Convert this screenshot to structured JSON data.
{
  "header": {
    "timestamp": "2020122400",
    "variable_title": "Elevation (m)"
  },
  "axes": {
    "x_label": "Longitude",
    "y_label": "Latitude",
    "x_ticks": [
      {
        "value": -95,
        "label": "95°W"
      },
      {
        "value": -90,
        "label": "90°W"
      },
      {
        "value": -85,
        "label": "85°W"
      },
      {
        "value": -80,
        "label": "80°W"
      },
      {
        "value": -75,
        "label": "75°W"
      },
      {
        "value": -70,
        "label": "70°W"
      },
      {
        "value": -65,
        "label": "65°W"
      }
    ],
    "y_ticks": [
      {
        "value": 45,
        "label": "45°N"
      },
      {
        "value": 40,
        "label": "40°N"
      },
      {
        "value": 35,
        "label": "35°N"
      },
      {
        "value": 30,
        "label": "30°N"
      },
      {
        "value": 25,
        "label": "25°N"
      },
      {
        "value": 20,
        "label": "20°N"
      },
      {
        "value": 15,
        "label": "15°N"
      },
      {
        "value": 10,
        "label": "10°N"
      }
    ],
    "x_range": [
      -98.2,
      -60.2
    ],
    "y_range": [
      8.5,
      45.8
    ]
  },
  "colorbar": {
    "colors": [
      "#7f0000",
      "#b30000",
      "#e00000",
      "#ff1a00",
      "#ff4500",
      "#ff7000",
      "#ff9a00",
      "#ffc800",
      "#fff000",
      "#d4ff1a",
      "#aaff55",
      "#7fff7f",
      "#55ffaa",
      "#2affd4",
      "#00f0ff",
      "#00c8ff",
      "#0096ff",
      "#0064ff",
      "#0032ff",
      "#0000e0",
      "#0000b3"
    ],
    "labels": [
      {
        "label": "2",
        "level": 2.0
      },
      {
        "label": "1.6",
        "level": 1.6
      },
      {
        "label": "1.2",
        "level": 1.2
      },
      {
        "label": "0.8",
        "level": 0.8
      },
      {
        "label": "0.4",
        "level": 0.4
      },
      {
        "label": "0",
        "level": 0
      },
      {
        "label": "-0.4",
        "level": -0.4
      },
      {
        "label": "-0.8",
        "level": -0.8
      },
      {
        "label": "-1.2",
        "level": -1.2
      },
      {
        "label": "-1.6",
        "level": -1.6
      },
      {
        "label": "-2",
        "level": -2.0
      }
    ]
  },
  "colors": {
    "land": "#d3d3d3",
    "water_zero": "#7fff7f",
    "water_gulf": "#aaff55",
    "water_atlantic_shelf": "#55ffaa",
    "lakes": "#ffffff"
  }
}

GIVEN TASK: Copy out each line above, character for character.

WRITTEN REPLY:
Convert this screenshot to structured JSON data.
{
  "header": {
    "timestamp": "2020122400",
    "variable_title": "Elevation (m)"
  },
  "axes": {
    "x_label": "Longitude",
    "y_label": "Latitude",
    "x_ticks": [
      {
        "value": -95,
        "label": "95°W"
      },
      {
        "value": -90,
        "label": "90°W"
      },
      {
        "value": -85,
        "label": "85°W"
      },
      {
        "value": -80,
        "label": "80°W"
      },
      {
        "value": -75,
        "label": "75°W"
      },
      {
        "value": -70,
        "label": "70°W"
      },
      {
        "value": -65,
        "label": "65°W"
      }
    ],
    "y_ticks": [
      {
        "value": 45,
        "label": "45°N"
      },
      {
        "value": 40,
        "label": "40°N"
      },
      {
        "value": 35,
        "label": "35°N"
      },
      {
        "value": 30,
        "label": "30°N"
      },
      {
        "value": 25,
        "label": "25°N"
      },
      {
        "value": 20,
        "label": "20°N"
      },
      {
        "value": 15,
        "label": "15°N"
      },
      {
        "value": 10,
        "label": "10°N"
      }
    ],
    "x_range": [
      -98.2,
      -60.2
    ],
    "y_range": [
      8.5,
      45.8
    ]
  },
  "colorbar": {
    "colors": [
      "#7f0000",
      "#b30000",
      "#e00000",
      "#ff1a00",
      "#ff4500",
      "#ff7000",
      "#ff9a00",
      "#ffc800",
      "#fff000",
      "#d4ff1a",
      "#aaff55",
      "#7fff7f",
      "#55ffaa",
      "#2affd4",
      "#00f0ff",
      "#00c8ff",
      "#0096ff",
      "#0064ff",
      "#0032ff",
      "#0000e0",
      "#0000b3"
    ],
    "labels": [
      {
        "label": "2",
        "level": 2.0
      },
      {
        "label": "1.6",
        "level": 1.6
      },
      {
        "label": "1.2",
        "level": 1.2
      },
      {
        "label": "0.8",
        "level": 0.8
      },
      {
        "label": "0.4",
        "level": 0.4
      },
      {
        "label": "0",
        "level": 0
      },
      {
        "label": "-0.4",
        "level": -0.4
      },
      {
        "label": "-0.8",
        "level": -0.8
      },
      {
        "label": "-1.2",
        "level": -1.2
      },
      {
        "label": "-1.6",
        "level": -1.6
      },
      {
        "label": "-2",
        "level": -2.0
      }
    ]
  },
  "colors": {
    "land": "#d3d3d3",
    "water_zero": "#7fff7f",
    "water_gulf": "#aaff55",
    "water_atlantic_shelf": "#55ffaa",
    "lakes": "#ffffff"
  }
}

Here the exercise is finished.